## Pasaje seleccionado
——————
Este postulado adquiere mayor fuerza cuando se revisan otros conceptos de la pintura de Imaná, principalmente el de su insistencia en la relación materno-filial. Casi siempre la figura de la anciana está acompañada de un niño pequeño, un bebe en sus brazos: es el altiplano, la Pacha arropando a su hijo, que no es otro aquel que ha nacido en aquellas tierras áridas, ocres y marcado de por vida por la fuerte e inevitable presencia mística y ancestral de los andes.

Se perdería mucho del talento del artista sucrense si uno se queda solo con estas pinturas que han sido, muy probablemente, las más difundidas. Gil Imaná pasó por muchas temáticas y estilos en sus más de 70 años de carrera artística, siempre cuidando la fractura plástica. En sus comienzos, en la década del 50 y 60, prevaleció un contenido crítico-social y reivindicativo, fiel a los pintores sociales de la Generación del 52 que trataban de materializar y perpetuar el espíritu de la época, de esos años son las obras “Ternura” (1957), donde ya se puede ver la fijación en la relación madre-hijo” y “Prisionero” (1960). Los cuadros más representativos del personaje de su anciana, descrito en los anteriores párrafos, son “Mujer” (1970), “Tiempo de soledades” (1977) o “Todo quería ser” (1987); los dos últimos en colecciones particulares y el primero parte del catálogo del Museo Tambo Quirquincho de La Paz.

Imaná alcanzó después un mayor nivel de figuras estilizadas, con más soltura en el trazo libre, pero aún con las figuras de la mujer indígena y el hijo en los brazos con “Espera” (1986) y “Dos de mayo” (1998). “Mágica Ciudad” (2002) es un ejemplo del oficio del fundador de Anteo en retratar paisajes, místicos, solitarios y recurriendo a la forma geométrica. En cuanto a sus murales, denotan una gran destreza en el momento de contar historias, alegorías, aprovechando sus largas longitudes de hasta 568 centímetros de largo para hacer retrospectivas o capturar momentos. “Historia de la telefonía” (1952), emplazado en la Cooperativa de Telecomunicaciones Sucre (COTES), Alegoría de la medicina indígena (1982), ubicado en el Colegio Médico de La Paz, “Pachamama” (1968), realizado originalmente para el Instituto Tecnológico de la Universidad Mayor de San Andrés (UMSA) y ahora ubicado en el Museo Nacional de Arte (MNA) e “Historia (1979) son sus murales más conocidos. Los últimos dos los realizó junto a su esposa Inés Córdova, bajo la técnica de la cerámica con esmalte.
——————
## Registros extraídos
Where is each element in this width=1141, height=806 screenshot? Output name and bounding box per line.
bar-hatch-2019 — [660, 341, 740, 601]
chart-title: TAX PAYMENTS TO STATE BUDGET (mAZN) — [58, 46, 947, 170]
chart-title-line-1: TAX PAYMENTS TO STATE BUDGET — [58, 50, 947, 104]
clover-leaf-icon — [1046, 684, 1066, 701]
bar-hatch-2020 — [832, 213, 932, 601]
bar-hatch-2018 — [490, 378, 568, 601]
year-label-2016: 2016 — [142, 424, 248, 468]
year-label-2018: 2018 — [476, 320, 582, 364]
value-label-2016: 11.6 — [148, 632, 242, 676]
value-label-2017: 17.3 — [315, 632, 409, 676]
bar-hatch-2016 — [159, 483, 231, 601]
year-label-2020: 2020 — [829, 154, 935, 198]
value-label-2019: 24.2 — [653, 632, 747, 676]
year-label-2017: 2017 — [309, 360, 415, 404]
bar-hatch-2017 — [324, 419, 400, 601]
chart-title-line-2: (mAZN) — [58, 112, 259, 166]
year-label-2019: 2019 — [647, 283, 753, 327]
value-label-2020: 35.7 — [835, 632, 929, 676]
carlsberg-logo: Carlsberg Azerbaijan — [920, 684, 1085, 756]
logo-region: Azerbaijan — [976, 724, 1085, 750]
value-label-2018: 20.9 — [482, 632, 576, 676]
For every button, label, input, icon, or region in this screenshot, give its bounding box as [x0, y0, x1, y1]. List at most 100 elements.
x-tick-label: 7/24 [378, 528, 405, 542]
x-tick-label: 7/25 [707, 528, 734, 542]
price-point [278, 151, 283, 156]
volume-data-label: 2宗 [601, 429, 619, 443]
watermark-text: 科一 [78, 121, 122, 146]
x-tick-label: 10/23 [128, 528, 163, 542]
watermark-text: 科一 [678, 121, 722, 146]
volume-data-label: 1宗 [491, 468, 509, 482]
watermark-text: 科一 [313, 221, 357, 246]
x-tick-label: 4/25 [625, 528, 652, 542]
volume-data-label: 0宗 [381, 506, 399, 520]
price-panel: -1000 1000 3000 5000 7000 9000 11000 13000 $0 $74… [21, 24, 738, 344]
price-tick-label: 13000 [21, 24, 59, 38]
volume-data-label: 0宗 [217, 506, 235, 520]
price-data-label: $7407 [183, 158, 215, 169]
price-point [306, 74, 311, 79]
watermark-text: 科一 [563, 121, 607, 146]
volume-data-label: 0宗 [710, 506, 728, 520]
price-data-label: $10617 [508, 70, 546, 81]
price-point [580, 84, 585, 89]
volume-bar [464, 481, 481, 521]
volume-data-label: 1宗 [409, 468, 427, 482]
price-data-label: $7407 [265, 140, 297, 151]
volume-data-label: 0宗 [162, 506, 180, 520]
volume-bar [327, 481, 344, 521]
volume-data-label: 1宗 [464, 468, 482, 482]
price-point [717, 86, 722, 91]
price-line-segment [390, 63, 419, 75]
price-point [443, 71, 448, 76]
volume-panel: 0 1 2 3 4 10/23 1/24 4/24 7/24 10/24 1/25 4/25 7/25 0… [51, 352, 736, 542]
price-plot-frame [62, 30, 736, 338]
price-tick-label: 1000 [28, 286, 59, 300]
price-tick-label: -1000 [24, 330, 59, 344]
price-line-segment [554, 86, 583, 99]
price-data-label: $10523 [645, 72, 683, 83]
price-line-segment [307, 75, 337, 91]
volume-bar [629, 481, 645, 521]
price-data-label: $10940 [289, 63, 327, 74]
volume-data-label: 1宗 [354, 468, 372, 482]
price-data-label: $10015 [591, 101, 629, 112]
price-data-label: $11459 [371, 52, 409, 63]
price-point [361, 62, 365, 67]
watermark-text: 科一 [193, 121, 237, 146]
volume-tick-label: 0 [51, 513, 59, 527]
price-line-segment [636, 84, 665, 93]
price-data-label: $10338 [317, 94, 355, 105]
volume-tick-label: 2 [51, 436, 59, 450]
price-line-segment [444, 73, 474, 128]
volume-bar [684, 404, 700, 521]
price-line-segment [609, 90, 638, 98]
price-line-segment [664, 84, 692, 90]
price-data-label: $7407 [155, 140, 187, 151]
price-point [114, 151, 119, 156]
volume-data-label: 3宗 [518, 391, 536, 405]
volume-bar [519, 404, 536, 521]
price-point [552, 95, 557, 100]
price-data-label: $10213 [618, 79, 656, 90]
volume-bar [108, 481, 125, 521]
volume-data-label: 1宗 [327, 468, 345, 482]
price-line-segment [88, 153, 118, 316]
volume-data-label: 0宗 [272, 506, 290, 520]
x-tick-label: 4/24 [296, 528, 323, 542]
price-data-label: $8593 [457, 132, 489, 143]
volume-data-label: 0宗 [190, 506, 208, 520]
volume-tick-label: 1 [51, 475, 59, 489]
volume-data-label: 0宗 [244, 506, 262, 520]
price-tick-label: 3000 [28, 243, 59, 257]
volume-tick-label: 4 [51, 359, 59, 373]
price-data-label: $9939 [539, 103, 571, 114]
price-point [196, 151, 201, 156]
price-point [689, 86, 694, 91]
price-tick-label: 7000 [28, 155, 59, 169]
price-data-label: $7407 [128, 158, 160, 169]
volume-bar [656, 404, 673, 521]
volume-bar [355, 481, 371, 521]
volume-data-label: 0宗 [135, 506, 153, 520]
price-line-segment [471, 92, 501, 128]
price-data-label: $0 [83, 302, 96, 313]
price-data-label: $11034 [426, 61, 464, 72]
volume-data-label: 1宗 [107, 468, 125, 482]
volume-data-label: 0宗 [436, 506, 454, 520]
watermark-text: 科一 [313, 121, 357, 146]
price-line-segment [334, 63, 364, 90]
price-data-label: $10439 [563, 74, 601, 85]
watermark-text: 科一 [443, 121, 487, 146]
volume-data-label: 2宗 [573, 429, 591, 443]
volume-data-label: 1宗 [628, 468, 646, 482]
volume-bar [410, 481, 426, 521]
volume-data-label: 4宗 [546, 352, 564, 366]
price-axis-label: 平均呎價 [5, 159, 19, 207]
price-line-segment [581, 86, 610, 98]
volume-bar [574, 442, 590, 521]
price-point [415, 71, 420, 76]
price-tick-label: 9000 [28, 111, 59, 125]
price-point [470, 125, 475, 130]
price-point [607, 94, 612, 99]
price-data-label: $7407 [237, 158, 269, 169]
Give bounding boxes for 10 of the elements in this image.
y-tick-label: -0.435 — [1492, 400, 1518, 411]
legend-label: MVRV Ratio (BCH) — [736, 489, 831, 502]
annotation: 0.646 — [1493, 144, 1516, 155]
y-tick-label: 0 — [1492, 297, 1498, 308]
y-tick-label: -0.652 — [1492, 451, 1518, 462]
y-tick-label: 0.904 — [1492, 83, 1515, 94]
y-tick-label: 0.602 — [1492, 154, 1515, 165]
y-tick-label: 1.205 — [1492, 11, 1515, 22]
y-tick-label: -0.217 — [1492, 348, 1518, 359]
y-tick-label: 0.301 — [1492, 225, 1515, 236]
——————
## Instrucciones
A: Transcribe palabra por palabra el texto sobre Gil Imaná, todo lo que va desde "Este postulado adquiere" hasta "de los andes.".
B: Escribe la continuación del texto sobre Gil Imaná a partir de su última oración.
Las filas no guardan ninguna relación con el texto sobre Gil Imaná.

## Respuestas esperadas
A:
Este postulado adquiere mayor fuerza cuando se revisan otros conceptos de la pintura de Imaná, principalmente el de su insistencia en la relación materno-filial. Casi siempre la figura de la anciana está acompañada de un niño pequeño, un bebe en sus brazos: es el altiplano, la Pacha arropando a su hijo, que no es otro aquel que ha nacido en aquellas tierras áridas, ocres y marcado de por vida por la fuerte e inevitable presencia mística y ancestral de los andes.

B:
La figura de la anciana indígena altiplánica significa para la historiadora y crítica de arte Teresa Gisbert un paso de Gil Imaná de la “dialéctica demagógica” empleada por los pintores sociales del 52, junto a la disolución del grupo Anteo, a un trabajo “más radical”, pero al mismo tiempo, “más íntimo”. “Su pintura se restringe a la gama de los ocres, sienas y negros con algún toque de rojo, reflejando el altiplano donde la sangre ha sido muchas veces vertida sobre la oscura tierra. Sus figuras emergen sobre paisajes desolados; es la mujer: la madre con el niño, y la anciana, las que protagonizan sus composiciones”, escribe la historiadora. 

Este indigenismo altamente estilizado, tuvo sus detractores, entre ellos la crítica colombiana-argentina Marta Traba, quien llegó al país en 1977 para hacer de jurada en la segunda Bienal INBO, donde dijo que Gil Imaná era el “Guayasamín de Bolivia, fabricante de indios decorativos al gusto de la alta burguesía”. Más allá de opiniones, la figura histórica de Gil Imana es irrefutable, fue miembro de una generación sedienta para extender las visiones de una época que velaba por la justicia y equidad social y la participación de las minorías en la sociedad y política. Con la también reciente muerte del guerrillero Chato Peredo y la cuenta de que Lorgio Vaca (1930), a sus 90 años, es el único muralista sobreviviente de la Generación del 52, con las partidas de Miguel Alandia, Walter Solón Romero y Jorge Imaná, se va muriendo una camada de artistas y pensadores nacionales románticos con las ideas nacionalistas que prometían un mejor devenir.